(Records from a collection of figures)
______________________________

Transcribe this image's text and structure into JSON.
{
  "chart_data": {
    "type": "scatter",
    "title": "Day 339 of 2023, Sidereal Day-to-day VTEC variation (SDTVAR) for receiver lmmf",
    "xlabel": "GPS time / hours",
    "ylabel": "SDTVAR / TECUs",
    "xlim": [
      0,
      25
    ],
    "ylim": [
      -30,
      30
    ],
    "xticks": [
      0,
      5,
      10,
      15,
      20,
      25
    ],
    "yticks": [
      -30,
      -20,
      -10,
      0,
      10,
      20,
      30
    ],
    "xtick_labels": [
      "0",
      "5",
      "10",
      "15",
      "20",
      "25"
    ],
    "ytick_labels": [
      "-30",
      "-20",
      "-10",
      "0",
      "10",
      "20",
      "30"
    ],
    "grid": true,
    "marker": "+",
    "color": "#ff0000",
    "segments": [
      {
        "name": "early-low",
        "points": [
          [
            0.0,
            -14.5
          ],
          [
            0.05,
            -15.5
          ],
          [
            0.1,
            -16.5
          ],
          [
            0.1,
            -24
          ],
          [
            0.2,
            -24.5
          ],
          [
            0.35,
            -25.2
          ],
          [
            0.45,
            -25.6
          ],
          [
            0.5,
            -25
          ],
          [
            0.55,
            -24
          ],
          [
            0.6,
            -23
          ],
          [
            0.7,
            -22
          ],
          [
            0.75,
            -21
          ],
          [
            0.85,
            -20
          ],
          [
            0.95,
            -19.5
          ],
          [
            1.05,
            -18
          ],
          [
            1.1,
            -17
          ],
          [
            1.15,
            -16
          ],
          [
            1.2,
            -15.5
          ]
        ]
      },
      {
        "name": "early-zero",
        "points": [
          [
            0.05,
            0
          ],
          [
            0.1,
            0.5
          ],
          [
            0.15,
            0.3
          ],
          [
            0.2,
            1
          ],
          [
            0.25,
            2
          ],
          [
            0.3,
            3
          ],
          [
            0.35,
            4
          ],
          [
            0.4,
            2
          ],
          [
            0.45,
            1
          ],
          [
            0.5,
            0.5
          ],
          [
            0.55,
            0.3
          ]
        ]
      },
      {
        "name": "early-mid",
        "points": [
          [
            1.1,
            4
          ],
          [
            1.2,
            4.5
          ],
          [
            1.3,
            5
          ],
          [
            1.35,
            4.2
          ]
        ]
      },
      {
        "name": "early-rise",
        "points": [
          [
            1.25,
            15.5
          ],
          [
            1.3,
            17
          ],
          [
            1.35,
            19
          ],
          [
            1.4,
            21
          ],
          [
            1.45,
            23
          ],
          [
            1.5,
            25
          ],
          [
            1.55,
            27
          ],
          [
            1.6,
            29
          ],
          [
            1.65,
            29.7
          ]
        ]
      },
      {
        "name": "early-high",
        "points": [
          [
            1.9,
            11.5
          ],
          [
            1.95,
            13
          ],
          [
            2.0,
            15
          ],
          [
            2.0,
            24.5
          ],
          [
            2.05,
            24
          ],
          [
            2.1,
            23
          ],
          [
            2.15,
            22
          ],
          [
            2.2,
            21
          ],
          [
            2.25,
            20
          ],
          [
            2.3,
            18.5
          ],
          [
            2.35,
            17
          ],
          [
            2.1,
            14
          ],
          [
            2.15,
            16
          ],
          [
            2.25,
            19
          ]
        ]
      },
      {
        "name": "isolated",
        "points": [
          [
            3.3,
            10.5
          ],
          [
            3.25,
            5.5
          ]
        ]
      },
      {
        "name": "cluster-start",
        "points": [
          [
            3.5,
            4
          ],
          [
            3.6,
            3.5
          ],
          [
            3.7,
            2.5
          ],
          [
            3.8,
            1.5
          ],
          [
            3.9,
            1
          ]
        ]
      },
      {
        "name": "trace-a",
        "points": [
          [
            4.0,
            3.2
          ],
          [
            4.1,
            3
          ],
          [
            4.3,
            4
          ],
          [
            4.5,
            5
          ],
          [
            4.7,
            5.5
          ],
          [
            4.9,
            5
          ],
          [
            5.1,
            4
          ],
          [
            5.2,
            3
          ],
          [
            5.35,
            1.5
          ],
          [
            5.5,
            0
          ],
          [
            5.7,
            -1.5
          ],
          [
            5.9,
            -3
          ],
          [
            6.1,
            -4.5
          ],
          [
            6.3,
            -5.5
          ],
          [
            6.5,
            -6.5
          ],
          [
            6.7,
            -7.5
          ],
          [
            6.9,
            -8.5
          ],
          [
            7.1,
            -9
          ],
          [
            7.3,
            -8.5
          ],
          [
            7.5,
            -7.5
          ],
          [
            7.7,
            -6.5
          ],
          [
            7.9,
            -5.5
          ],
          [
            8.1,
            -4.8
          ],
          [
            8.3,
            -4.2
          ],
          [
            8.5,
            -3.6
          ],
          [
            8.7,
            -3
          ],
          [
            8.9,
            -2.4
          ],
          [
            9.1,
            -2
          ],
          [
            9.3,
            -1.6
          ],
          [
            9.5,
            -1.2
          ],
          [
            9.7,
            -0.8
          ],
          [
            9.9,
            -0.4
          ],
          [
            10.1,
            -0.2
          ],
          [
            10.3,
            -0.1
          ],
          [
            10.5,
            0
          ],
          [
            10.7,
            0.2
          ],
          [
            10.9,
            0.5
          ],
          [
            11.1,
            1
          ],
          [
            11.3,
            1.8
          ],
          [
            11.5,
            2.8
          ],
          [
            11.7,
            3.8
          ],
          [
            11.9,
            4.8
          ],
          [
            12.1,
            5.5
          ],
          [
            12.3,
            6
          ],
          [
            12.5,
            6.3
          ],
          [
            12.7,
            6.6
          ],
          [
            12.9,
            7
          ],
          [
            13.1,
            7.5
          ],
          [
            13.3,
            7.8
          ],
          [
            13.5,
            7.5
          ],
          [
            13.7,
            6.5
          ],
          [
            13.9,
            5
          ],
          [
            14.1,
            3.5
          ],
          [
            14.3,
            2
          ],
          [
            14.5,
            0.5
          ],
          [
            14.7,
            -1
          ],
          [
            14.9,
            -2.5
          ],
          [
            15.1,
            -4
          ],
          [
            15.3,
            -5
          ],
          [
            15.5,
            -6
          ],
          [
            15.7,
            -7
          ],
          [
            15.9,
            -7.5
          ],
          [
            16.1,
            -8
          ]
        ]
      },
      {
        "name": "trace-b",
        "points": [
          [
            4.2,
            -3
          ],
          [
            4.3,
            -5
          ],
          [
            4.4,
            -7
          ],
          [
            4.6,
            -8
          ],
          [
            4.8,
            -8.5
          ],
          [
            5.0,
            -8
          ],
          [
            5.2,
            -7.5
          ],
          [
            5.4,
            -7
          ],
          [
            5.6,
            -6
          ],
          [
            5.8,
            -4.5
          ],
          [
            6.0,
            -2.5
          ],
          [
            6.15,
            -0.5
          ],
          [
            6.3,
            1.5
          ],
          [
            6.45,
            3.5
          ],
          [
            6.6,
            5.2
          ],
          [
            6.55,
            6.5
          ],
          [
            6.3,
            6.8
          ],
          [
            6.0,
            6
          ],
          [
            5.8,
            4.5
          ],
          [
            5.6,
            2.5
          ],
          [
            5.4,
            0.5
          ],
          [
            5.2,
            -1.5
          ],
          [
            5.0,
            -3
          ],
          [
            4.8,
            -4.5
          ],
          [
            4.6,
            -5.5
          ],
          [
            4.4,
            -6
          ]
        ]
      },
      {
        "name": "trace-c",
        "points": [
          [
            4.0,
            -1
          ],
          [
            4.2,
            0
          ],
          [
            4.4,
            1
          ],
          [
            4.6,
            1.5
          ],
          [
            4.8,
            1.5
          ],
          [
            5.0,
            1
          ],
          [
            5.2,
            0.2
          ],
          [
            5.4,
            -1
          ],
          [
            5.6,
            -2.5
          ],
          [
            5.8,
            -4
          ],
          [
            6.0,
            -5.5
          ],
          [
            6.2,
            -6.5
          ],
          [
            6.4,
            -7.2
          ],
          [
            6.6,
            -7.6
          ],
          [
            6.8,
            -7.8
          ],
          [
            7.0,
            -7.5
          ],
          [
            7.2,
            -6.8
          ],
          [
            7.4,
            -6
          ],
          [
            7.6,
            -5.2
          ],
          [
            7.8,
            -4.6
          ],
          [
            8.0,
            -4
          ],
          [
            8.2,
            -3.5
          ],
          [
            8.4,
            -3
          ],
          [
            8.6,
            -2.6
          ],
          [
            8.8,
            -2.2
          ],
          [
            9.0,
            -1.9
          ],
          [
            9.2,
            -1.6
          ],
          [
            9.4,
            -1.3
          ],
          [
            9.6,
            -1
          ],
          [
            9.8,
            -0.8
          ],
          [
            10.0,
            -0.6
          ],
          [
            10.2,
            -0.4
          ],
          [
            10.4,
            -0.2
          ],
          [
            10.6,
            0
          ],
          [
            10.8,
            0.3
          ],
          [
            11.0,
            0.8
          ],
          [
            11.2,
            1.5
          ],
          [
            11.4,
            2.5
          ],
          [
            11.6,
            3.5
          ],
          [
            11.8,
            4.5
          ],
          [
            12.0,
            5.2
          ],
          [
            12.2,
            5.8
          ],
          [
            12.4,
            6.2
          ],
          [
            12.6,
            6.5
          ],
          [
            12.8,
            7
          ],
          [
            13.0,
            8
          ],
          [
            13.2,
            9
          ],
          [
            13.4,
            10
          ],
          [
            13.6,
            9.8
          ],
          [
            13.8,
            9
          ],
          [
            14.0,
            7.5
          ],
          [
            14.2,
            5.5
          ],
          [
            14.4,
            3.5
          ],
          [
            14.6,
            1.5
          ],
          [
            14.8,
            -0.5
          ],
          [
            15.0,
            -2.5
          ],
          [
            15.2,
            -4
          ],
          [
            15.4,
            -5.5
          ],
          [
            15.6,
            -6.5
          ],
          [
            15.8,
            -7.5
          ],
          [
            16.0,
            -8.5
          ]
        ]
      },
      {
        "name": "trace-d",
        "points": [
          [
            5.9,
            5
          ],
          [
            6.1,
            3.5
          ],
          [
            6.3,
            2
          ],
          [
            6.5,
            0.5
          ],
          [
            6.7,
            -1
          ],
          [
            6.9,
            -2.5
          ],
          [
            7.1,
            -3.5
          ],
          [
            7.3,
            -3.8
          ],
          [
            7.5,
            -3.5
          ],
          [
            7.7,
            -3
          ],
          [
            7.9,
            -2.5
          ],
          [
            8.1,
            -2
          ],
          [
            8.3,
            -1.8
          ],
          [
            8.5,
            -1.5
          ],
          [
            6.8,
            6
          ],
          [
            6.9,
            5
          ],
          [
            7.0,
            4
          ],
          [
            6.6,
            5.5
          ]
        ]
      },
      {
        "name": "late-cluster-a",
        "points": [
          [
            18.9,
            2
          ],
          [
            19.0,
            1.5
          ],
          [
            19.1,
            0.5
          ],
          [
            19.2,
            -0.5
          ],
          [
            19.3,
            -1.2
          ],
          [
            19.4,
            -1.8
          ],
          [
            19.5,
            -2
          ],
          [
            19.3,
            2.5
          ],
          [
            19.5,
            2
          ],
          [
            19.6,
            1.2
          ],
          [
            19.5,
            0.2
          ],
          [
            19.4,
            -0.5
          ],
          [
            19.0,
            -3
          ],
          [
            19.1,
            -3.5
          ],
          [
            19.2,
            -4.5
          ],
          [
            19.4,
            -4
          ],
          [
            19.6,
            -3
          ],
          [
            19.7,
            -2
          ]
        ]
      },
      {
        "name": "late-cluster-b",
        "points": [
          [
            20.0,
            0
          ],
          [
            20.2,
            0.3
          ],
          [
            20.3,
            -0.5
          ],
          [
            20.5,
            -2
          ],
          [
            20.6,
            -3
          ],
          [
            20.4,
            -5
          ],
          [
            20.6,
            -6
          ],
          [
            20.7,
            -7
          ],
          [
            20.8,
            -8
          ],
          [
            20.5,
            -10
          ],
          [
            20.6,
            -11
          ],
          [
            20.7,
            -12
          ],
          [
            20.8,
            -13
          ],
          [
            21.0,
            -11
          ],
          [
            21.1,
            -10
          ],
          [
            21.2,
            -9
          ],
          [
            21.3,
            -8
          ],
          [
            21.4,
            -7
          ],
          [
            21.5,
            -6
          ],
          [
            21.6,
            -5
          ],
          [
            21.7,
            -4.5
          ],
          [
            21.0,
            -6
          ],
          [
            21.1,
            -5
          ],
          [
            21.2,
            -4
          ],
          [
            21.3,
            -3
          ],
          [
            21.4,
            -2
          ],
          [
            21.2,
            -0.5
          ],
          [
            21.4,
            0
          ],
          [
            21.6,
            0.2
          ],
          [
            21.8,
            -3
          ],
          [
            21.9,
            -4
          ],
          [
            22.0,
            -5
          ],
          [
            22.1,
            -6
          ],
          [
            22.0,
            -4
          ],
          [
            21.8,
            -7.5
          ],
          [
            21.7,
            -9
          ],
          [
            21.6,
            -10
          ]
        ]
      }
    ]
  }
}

______________________________

#### Task to complete:
Count the lines above in which the word "trace" appears, then state only that count.

#### Solved problem:
4